>> Begin
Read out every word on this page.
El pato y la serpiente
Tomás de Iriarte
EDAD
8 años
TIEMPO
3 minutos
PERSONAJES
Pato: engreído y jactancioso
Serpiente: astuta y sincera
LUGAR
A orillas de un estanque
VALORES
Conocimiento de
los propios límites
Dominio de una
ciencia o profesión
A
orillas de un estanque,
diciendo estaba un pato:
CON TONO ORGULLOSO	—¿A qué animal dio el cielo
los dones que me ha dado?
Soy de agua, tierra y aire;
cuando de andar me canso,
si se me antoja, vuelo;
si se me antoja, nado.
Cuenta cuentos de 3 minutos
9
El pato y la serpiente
>> End
**Given instruction:** Write out the entries in full, exactly as given.

**Full answer:**
Read out every word on this page.
El pato y la serpiente
Tomás de Iriarte
EDAD
8 años
TIEMPO
3 minutos
PERSONAJES
Pato: engreído y jactancioso
Serpiente: astuta y sincera
LUGAR
A orillas de un estanque
VALORES
Conocimiento de
los propios límites
Dominio de una
ciencia o profesión
A
orillas de un estanque,
diciendo estaba un pato:
CON TONO ORGULLOSO	—¿A qué animal dio el cielo
los dones que me ha dado?
Soy de agua, tierra y aire;
cuando de andar me canso,
si se me antoja, vuelo;
si se me antoja, nado.
Cuenta cuentos de 3 minutos
9
El pato y la serpiente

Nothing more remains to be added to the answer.